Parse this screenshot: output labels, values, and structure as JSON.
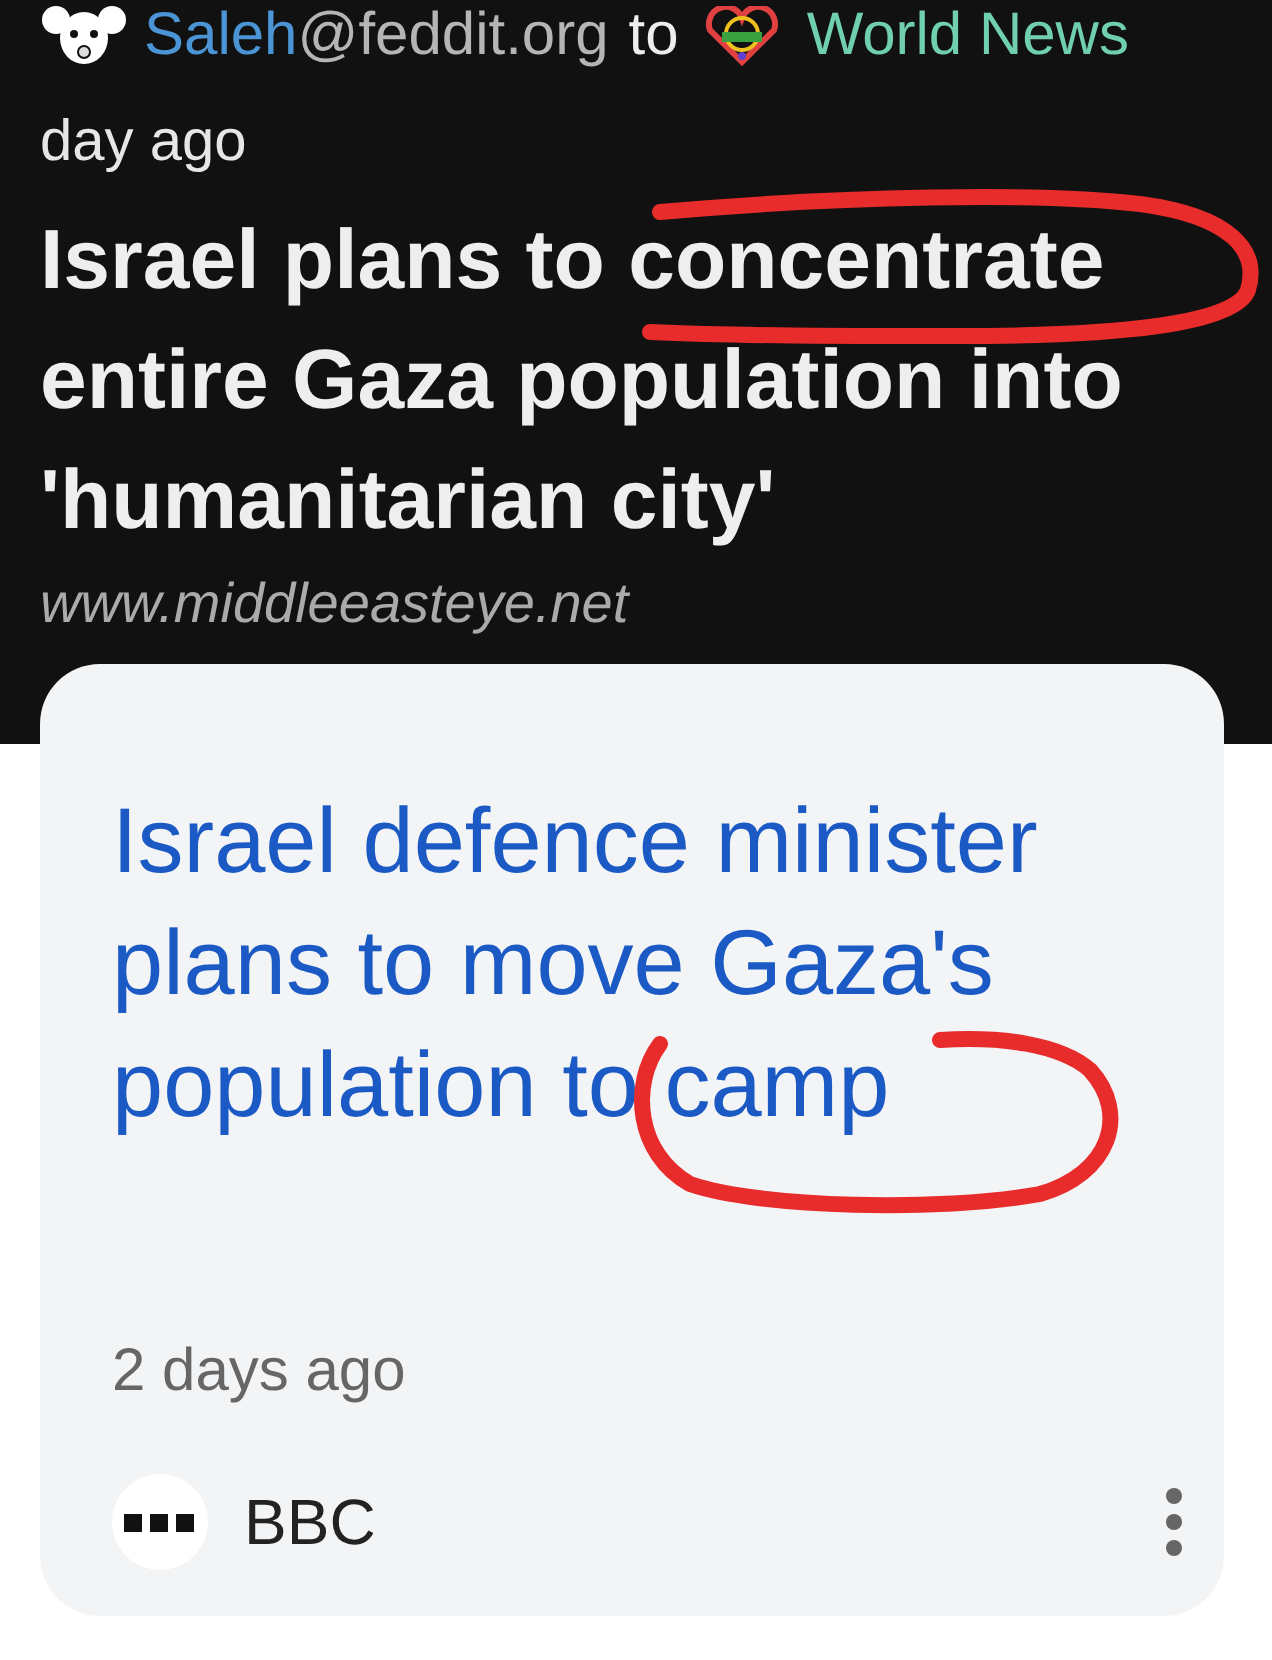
{
  "post": {
    "author": "Saleh",
    "instance": "@feddit.org",
    "connector": "to",
    "community": "World News",
    "age": "day ago",
    "title": "Israel plans to concentrate entire Gaza population into 'humanitarian city'",
    "domain": "www.middleeasteye.net"
  },
  "card": {
    "headline": "Israel defence minister plans to move Gaza's population to camp",
    "age": "2 days ago",
    "source": "BBC"
  }
}
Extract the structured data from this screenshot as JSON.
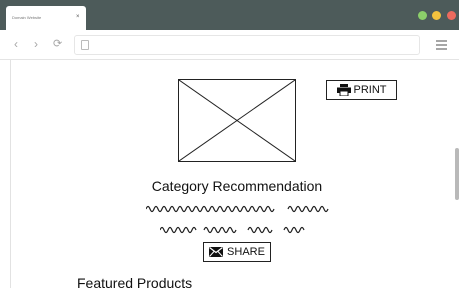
{
  "browser": {
    "tab_title": "Domain Website",
    "tab_close": "×",
    "nav": {
      "back": "‹",
      "forward": "›",
      "reload": "⟳"
    },
    "traffic_colors": [
      "#8ccf6a",
      "#f3c23e",
      "#ec6a5e"
    ]
  },
  "page": {
    "print_label": "PRINT",
    "category_title": "Category Recommendation",
    "share_label": "SHARE",
    "featured_title": "Featured Products"
  },
  "icons": {
    "image_placeholder": "image-placeholder-icon",
    "print": "printer-icon",
    "share": "envelope-icon",
    "menu": "hamburger-menu-icon"
  }
}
☆ ☆ ☆ ☆ ☆ ☆ ☆
Please write out all the data again word for word, but not the pictures.

Parse this screenshot: output labels, values, and structure as JSON.
{
  "post": {
    "author": "Saleh",
    "instance": "@feddit.org",
    "connector": "to",
    "community": "World News",
    "age": "day ago",
    "title": "Israel plans to concentrate entire Gaza population into 'humanitarian city'",
    "domain": "www.middleeasteye.net"
  },
  "card": {
    "headline": "Israel defence minister plans to move Gaza's population to camp",
    "age": "2 days ago",
    "source": "BBC"
  }
}
Extract the structured data from this screenshot as JSON.
{
  "browser": {
    "tab_title": "Domain Website",
    "tab_close": "×",
    "nav": {
      "back": "‹",
      "forward": "›",
      "reload": "⟳"
    },
    "traffic_colors": [
      "#8ccf6a",
      "#f3c23e",
      "#ec6a5e"
    ]
  },
  "page": {
    "print_label": "PRINT",
    "category_title": "Category Recommendation",
    "share_label": "SHARE",
    "featured_title": "Featured Products"
  },
  "icons": {
    "image_placeholder": "image-placeholder-icon",
    "print": "printer-icon",
    "share": "envelope-icon",
    "menu": "hamburger-menu-icon"
  }
}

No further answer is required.